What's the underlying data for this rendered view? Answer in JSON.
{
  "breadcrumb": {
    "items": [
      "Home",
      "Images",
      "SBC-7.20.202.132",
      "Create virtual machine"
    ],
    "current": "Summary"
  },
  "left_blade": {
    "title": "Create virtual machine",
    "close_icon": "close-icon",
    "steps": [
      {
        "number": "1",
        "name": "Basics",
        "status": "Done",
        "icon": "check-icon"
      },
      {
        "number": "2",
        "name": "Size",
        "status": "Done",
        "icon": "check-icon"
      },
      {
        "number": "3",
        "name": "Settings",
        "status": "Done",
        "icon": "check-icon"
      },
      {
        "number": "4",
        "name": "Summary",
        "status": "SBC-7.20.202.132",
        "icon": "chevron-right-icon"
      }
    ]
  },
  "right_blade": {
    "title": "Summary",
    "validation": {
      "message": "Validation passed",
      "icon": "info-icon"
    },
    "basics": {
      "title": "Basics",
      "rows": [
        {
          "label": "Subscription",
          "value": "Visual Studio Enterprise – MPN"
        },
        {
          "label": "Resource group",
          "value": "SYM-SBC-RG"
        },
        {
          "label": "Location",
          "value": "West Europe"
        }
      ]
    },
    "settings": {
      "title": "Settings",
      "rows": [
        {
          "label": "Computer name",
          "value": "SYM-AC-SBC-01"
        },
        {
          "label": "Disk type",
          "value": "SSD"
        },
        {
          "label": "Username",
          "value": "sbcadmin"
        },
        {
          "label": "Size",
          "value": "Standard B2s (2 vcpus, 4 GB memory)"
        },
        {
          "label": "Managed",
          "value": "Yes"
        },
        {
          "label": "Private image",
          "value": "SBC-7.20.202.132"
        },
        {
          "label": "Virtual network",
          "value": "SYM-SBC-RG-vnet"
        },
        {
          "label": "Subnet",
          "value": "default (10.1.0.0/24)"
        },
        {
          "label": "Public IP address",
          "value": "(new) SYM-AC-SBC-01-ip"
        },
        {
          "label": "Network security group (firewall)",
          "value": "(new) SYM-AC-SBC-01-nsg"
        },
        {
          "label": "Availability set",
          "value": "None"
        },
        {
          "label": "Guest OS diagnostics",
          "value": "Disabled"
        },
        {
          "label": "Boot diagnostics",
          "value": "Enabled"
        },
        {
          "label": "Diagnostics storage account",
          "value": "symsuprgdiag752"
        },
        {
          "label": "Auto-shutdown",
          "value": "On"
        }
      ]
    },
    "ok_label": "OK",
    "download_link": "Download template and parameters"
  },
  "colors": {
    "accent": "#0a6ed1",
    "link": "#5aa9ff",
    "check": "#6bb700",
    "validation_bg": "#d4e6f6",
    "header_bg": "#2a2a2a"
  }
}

::::

Objective: Pick out every line holding the string "Create" and return it.

Task solution:
      "Create virtual machine"
    "title": "Create virtual machine",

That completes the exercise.